GOAL OF THE EXERCISE:
Where the string "Sankt" occurs in the material below, report the whole line.

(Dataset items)
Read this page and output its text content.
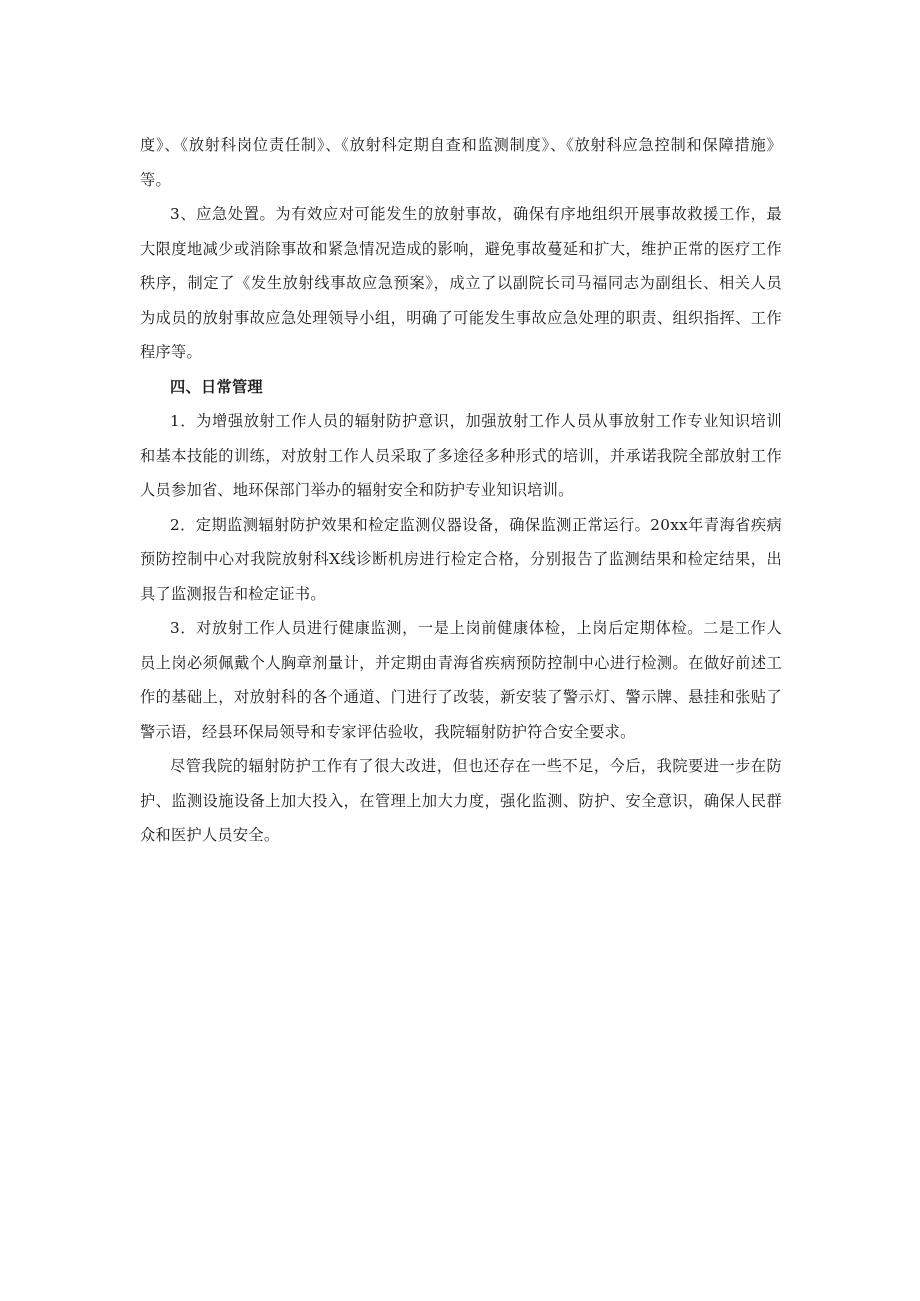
度》、《放射科岗位责任制》、《放射科定期自查和监测制度》、《放射科应急控制和保障措施》等。

3、应急处置。为有效应对可能发生的放射事故，确保有序地组织开展事故救援工作，最大限度地减少或消除事故和紧急情况造成的影响，避免事故蔓延和扩大，维护正常的医疗工作秩序，制定了《发生放射线事故应急预案》，成立了以副院长司马福同志为副组长、相关人员为成员的放射事故应急处理领导小组，明确了可能发生事故应急处理的职责、组织指挥、工作程序等。

四、日常管理

1．为增强放射工作人员的辐射防护意识，加强放射工作人员从事放射工作专业知识培训和基本技能的训练，对放射工作人员采取了多途径多种形式的培训，并承诺我院全部放射工作人员参加省、地环保部门举办的辐射安全和防护专业知识培训。

2．定期监测辐射防护效果和检定监测仪器设备，确保监测正常运行。20xx年青海省疾病预防控制中心对我院放射科X线诊断机房进行检定合格，分别报告了监测结果和检定结果，出具了监测报告和检定证书。

3．对放射工作人员进行健康监测，一是上岗前健康体检，上岗后定期体检。二是工作人员上岗必须佩戴个人胸章剂量计，并定期由青海省疾病预防控制中心进行检测。在做好前述工作的基础上，对放射科的各个通道、门进行了改装，新安装了警示灯、警示牌、悬挂和张贴了警示语，经县环保局领导和专家评估验收，我院辐射防护符合安全要求。

尽管我院的辐射防护工作有了很大改进，但也还存在一些不足，今后，我院要进一步在防护、监测设施设备上加大投入，在管理上加大力度，强化监测、防护、安全意识，确保人民群众和医护人员安全。
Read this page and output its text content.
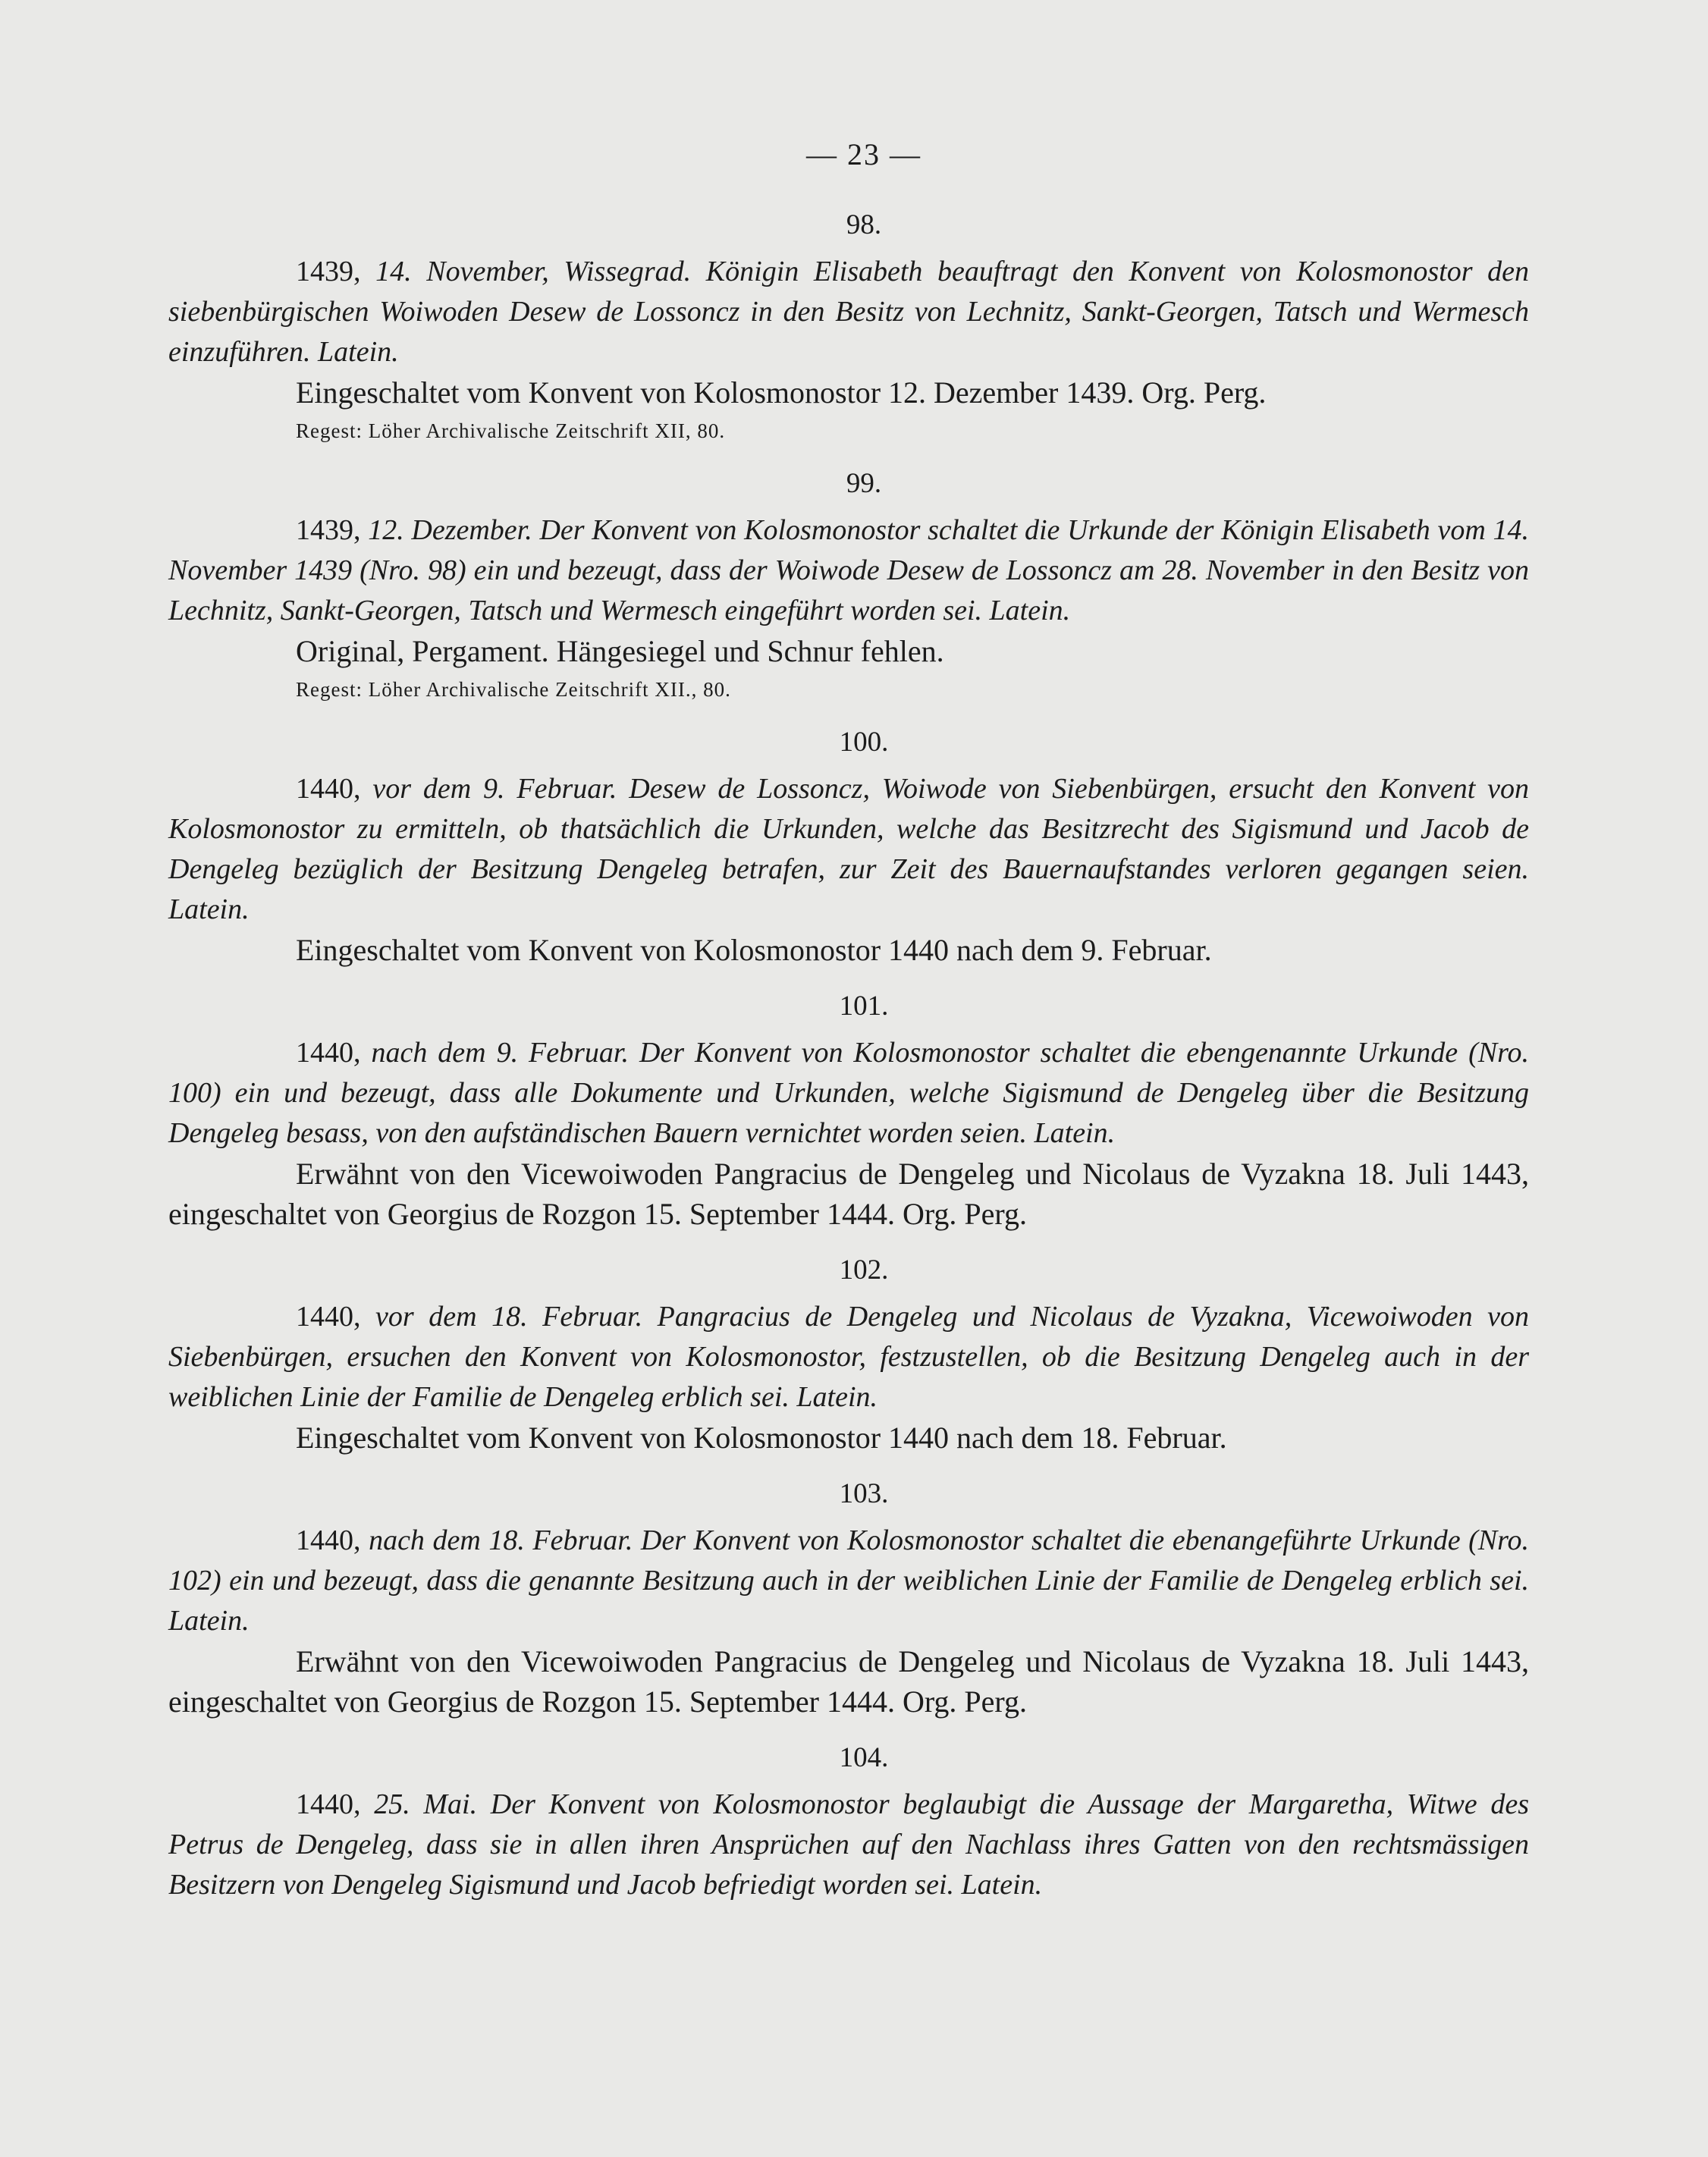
— 23 —
98.

1439, 14. November, Wissegrad. Königin Elisabeth beauftragt den Konvent von Kolosmonostor den siebenbürgischen Woiwoden Desew de Lossoncz in den Besitz von Lechnitz, Sankt-Georgen, Tatsch und Wermesch einzuführen. Latein.

Eingeschaltet vom Konvent von Kolosmonostor 12. Dezember 1439. Org. Perg.

Regest: Löher Archivalische Zeitschrift XII, 80.

99.

1439, 12. Dezember. Der Konvent von Kolosmonostor schaltet die Urkunde der Königin Elisabeth vom 14. November 1439 (Nro. 98) ein und bezeugt, dass der Woiwode Desew de Lossoncz am 28. November in den Besitz von Lechnitz, Sankt-Georgen, Tatsch und Wermesch eingeführt worden sei. Latein.

Original, Pergament. Hängesiegel und Schnur fehlen.

Regest: Löher Archivalische Zeitschrift XII., 80.

100.

1440, vor dem 9. Februar. Desew de Lossoncz, Woiwode von Siebenbürgen, ersucht den Konvent von Kolosmonostor zu ermitteln, ob thatsächlich die Urkunden, welche das Besitzrecht des Sigismund und Jacob de Dengeleg bezüglich der Besitzung Dengeleg betrafen, zur Zeit des Bauernaufstandes verloren gegangen seien. Latein.

Eingeschaltet vom Konvent von Kolosmonostor 1440 nach dem 9. Februar.

101.

1440, nach dem 9. Februar. Der Konvent von Kolosmonostor schaltet die ebengenannte Urkunde (Nro. 100) ein und bezeugt, dass alle Dokumente und Urkunden, welche Sigismund de Dengeleg über die Besitzung Dengeleg besass, von den aufständischen Bauern vernichtet worden seien. Latein.

Erwähnt von den Vicewoiwoden Pangracius de Dengeleg und Nicolaus de Vyzakna 18. Juli 1443, eingeschaltet von Georgius de Rozgon 15. September 1444. Org. Perg.

102.

1440, vor dem 18. Februar. Pangracius de Dengeleg und Nicolaus de Vyzakna, Vicewoiwoden von Siebenbürgen, ersuchen den Konvent von Kolosmonostor, festzustellen, ob die Besitzung Dengeleg auch in der weiblichen Linie der Familie de Dengeleg erblich sei. Latein.

Eingeschaltet vom Konvent von Kolosmonostor 1440 nach dem 18. Februar.

103.

1440, nach dem 18. Februar. Der Konvent von Kolosmonostor schaltet die ebenangeführte Urkunde (Nro. 102) ein und bezeugt, dass die genannte Besitzung auch in der weiblichen Linie der Familie de Dengeleg erblich sei. Latein.

Erwähnt von den Vicewoiwoden Pangracius de Dengeleg und Nicolaus de Vyzakna 18. Juli 1443, eingeschaltet von Georgius de Rozgon 15. September 1444. Org. Perg.

104.

1440, 25. Mai. Der Konvent von Kolosmonostor beglaubigt die Aussage der Margaretha, Witwe des Petrus de Dengeleg, dass sie in allen ihren Ansprüchen auf den Nachlass ihres Gatten von den rechtsmässigen Besitzern von Dengeleg Sigismund und Jacob befriedigt worden sei. Latein.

RESULT:
1439, 14. November, Wissegrad. Königin Elisabeth beauftragt den Konvent von Kolosmonostor den siebenbürgischen Woiwoden Desew de Lossoncz in den Besitz von Lechnitz, Sankt-Georgen, Tatsch und Wermesch einzuführen. Latein.
1439, 12. Dezember. Der Konvent von Kolosmonostor schaltet die Urkunde der Königin Elisabeth vom 14. November 1439 (Nro. 98) ein und bezeugt, dass der Woiwode Desew de Lossoncz am 28. November in den Besitz von Lechnitz, Sankt-Georgen, Tatsch und Wermesch eingeführt worden sei. Latein.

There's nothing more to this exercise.